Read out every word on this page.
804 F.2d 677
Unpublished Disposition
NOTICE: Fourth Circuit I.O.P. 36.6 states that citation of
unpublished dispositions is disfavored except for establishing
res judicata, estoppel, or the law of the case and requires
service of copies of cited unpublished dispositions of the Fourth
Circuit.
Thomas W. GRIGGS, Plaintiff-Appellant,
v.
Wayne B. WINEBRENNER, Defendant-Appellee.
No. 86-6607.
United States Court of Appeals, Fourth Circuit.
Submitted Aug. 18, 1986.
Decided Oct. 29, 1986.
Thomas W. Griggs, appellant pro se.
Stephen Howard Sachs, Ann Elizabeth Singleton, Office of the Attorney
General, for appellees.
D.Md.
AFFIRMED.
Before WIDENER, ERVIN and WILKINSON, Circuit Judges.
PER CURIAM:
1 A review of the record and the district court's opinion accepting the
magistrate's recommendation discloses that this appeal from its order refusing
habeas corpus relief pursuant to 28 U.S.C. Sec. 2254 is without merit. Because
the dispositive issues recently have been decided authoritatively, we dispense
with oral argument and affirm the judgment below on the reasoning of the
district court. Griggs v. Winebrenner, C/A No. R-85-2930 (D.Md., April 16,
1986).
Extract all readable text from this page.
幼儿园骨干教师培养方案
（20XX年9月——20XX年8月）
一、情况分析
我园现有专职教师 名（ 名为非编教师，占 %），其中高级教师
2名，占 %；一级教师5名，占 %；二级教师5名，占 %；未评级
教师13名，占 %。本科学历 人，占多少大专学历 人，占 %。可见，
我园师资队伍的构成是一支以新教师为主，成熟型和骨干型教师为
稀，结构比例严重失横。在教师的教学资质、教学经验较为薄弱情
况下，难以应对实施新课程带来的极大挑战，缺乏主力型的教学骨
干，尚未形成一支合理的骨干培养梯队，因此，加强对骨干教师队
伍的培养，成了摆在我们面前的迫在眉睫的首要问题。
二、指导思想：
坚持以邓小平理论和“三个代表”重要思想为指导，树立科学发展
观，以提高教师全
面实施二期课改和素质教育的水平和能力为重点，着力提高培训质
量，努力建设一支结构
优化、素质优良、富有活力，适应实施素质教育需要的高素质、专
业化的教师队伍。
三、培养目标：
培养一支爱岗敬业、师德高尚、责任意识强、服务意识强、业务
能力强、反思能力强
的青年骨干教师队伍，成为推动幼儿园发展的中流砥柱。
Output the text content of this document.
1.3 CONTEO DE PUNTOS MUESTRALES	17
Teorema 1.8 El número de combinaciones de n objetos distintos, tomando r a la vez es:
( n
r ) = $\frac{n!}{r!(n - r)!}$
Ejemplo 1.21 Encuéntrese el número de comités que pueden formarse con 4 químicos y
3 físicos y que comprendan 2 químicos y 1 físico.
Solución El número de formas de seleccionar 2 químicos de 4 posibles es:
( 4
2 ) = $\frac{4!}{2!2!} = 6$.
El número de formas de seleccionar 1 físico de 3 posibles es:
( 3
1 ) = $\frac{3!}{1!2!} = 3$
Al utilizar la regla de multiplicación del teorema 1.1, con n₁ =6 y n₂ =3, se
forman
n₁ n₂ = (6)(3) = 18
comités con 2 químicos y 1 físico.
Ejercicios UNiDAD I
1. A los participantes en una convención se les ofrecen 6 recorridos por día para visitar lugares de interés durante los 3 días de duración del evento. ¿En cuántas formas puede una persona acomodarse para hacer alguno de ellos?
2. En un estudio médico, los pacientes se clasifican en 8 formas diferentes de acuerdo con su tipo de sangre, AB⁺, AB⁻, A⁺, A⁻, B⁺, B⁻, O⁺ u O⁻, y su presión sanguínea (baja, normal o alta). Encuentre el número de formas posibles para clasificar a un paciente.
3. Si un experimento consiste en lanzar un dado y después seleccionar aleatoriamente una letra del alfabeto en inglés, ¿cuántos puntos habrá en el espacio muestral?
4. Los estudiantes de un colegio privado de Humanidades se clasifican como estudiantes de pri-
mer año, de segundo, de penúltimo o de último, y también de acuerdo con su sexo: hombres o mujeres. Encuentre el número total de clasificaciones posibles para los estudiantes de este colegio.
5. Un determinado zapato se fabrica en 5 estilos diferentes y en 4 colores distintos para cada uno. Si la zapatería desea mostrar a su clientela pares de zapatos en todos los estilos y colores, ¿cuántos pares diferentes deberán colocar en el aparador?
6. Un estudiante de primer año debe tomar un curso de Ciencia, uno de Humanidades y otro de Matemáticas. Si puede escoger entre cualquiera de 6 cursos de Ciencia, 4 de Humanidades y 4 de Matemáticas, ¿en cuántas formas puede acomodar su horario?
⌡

· · · · · · ·

### GOAL
Reproduce each entry above exactly, keeping every word.

### REPLY
Read out every word on this page.
804 F.2d 677
Unpublished Disposition
NOTICE: Fourth Circuit I.O.P. 36.6 states that citation of
unpublished dispositions is disfavored except for establishing
res judicata, estoppel, or the law of the case and requires
service of copies of cited unpublished dispositions of the Fourth
Circuit.
Thomas W. GRIGGS, Plaintiff-Appellant,
v.
Wayne B. WINEBRENNER, Defendant-Appellee.
No. 86-6607.
United States Court of Appeals, Fourth Circuit.
Submitted Aug. 18, 1986.
Decided Oct. 29, 1986.
Thomas W. Griggs, appellant pro se.
Stephen Howard Sachs, Ann Elizabeth Singleton, Office of the Attorney
General, for appellees.
D.Md.
AFFIRMED.
Before WIDENER, ERVIN and WILKINSON, Circuit Judges.
PER CURIAM:
1 A review of the record and the district court's opinion accepting the
magistrate's recommendation discloses that this appeal from its order refusing
habeas corpus relief pursuant to 28 U.S.C. Sec. 2254 is without merit. Because
the dispositive issues recently have been decided authoritatively, we dispense
with oral argument and affirm the judgment below on the reasoning of the
district court. Griggs v. Winebrenner, C/A No. R-85-2930 (D.Md., April 16,
1986).
Extract all readable text from this page.
幼儿园骨干教师培养方案
（20XX年9月——20XX年8月）
一、情况分析
我园现有专职教师 名（ 名为非编教师，占 %），其中高级教师
2名，占 %；一级教师5名，占 %；二级教师5名，占 %；未评级
教师13名，占 %。本科学历 人，占多少大专学历 人，占 %。可见，
我园师资队伍的构成是一支以新教师为主，成熟型和骨干型教师为
稀，结构比例严重失横。在教师的教学资质、教学经验较为薄弱情
况下，难以应对实施新课程带来的极大挑战，缺乏主力型的教学骨
干，尚未形成一支合理的骨干培养梯队，因此，加强对骨干教师队
伍的培养，成了摆在我们面前的迫在眉睫的首要问题。
二、指导思想：
坚持以邓小平理论和“三个代表”重要思想为指导，树立科学发展
观，以提高教师全
面实施二期课改和素质教育的水平和能力为重点，着力提高培训质
量，努力建设一支结构
优化、素质优良、富有活力，适应实施素质教育需要的高素质、专
业化的教师队伍。
三、培养目标：
培养一支爱岗敬业、师德高尚、责任意识强、服务意识强、业务
能力强、反思能力强
的青年骨干教师队伍，成为推动幼儿园发展的中流砥柱。
Output the text content of this document.
1.3 CONTEO DE PUNTOS MUESTRALES	17
Teorema 1.8 El número de combinaciones de n objetos distintos, tomando r a la vez es:
( n
r ) = $\frac{n!}{r!(n - r)!}$
Ejemplo 1.21 Encuéntrese el número de comités que pueden formarse con 4 químicos y
3 físicos y que comprendan 2 químicos y 1 físico.
Solución El número de formas de seleccionar 2 químicos de 4 posibles es:
( 4
2 ) = $\frac{4!}{2!2!} = 6$.
El número de formas de seleccionar 1 físico de 3 posibles es:
( 3
1 ) = $\frac{3!}{1!2!} = 3$
Al utilizar la regla de multiplicación del teorema 1.1, con n₁ =6 y n₂ =3, se
forman
n₁ n₂ = (6)(3) = 18
comités con 2 químicos y 1 físico.
Ejercicios UNiDAD I
1. A los participantes en una convención se les ofrecen 6 recorridos por día para visitar lugares de interés durante los 3 días de duración del evento. ¿En cuántas formas puede una persona acomodarse para hacer alguno de ellos?
2. En un estudio médico, los pacientes se clasifican en 8 formas diferentes de acuerdo con su tipo de sangre, AB⁺, AB⁻, A⁺, A⁻, B⁺, B⁻, O⁺ u O⁻, y su presión sanguínea (baja, normal o alta). Encuentre el número de formas posibles para clasificar a un paciente.
3. Si un experimento consiste en lanzar un dado y después seleccionar aleatoriamente una letra del alfabeto en inglés, ¿cuántos puntos habrá en el espacio muestral?
4. Los estudiantes de un colegio privado de Humanidades se clasifican como estudiantes de pri-
mer año, de segundo, de penúltimo o de último, y también de acuerdo con su sexo: hombres o mujeres. Encuentre el número total de clasificaciones posibles para los estudiantes de este colegio.
5. Un determinado zapato se fabrica en 5 estilos diferentes y en 4 colores distintos para cada uno. Si la zapatería desea mostrar a su clientela pares de zapatos en todos los estilos y colores, ¿cuántos pares diferentes deberán colocar en el aparador?
6. Un estudiante de primer año debe tomar un curso de Ciencia, uno de Humanidades y otro de Matemáticas. Si puede escoger entre cualquiera de 6 cursos de Ciencia, 4 de Humanidades y 4 de Matemáticas, ¿en cuántas formas puede acomodar su horario?
⌡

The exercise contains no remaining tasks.